Work to be completed: Collect every line in the records below that contains the word "stop".

[start Given data]

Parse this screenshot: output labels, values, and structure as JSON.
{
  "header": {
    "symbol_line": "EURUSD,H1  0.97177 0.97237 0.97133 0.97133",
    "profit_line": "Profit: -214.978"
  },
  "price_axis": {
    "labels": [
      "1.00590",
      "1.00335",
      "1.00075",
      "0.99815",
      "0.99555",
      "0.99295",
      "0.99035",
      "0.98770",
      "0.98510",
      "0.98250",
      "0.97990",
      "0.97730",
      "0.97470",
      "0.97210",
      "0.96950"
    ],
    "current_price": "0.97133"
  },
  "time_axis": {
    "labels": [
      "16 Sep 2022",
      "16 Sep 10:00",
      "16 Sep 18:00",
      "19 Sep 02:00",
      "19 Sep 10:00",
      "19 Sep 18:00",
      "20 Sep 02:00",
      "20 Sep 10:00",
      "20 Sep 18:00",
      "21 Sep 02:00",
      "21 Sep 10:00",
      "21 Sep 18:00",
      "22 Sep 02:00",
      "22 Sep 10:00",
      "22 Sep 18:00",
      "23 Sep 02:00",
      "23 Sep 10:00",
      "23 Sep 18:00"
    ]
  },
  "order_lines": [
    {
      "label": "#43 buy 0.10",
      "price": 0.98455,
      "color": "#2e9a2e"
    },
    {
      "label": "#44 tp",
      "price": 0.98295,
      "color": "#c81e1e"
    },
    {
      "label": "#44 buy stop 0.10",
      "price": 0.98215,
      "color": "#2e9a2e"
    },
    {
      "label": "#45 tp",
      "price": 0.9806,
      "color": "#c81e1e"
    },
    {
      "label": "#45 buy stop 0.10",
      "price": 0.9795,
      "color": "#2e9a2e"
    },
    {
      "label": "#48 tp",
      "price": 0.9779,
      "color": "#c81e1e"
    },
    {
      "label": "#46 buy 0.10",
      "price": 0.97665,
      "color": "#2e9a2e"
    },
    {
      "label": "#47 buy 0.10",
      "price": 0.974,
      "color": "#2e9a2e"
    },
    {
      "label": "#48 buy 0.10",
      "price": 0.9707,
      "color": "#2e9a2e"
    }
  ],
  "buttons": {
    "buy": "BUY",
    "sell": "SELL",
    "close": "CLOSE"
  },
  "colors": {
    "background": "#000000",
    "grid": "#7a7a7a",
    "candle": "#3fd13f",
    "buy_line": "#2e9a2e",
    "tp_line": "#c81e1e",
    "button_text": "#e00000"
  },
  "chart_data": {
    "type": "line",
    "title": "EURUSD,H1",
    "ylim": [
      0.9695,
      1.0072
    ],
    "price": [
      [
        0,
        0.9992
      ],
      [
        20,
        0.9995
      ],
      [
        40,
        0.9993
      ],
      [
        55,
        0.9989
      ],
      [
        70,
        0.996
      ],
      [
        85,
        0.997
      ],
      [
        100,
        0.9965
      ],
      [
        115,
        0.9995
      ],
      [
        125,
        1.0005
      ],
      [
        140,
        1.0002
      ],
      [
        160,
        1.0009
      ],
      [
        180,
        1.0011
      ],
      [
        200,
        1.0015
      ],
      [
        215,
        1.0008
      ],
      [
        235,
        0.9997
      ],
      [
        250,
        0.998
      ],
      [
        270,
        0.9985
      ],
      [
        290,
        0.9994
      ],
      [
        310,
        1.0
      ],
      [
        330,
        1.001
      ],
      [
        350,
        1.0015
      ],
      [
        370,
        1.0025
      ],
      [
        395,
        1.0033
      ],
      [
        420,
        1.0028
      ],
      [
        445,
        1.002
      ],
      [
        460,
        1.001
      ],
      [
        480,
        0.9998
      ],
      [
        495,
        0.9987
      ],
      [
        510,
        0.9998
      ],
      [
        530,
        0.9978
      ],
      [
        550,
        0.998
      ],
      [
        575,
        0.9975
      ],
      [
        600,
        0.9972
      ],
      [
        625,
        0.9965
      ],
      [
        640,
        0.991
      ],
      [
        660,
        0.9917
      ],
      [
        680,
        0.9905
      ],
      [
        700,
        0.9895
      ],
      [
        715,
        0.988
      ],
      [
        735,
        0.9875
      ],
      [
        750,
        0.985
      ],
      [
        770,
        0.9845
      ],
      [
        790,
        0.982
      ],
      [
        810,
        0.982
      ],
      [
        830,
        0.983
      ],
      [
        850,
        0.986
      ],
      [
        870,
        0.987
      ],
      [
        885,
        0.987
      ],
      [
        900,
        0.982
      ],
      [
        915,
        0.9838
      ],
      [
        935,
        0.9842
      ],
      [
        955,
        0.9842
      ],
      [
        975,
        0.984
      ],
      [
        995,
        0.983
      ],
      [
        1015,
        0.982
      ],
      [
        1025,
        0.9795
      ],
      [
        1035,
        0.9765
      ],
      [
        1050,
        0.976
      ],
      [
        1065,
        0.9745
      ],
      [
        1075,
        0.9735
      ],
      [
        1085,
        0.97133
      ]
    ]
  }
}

[end Given data]

Solved problem:
      "label": "#44 buy stop 0.10",
      "label": "#45 buy stop 0.10",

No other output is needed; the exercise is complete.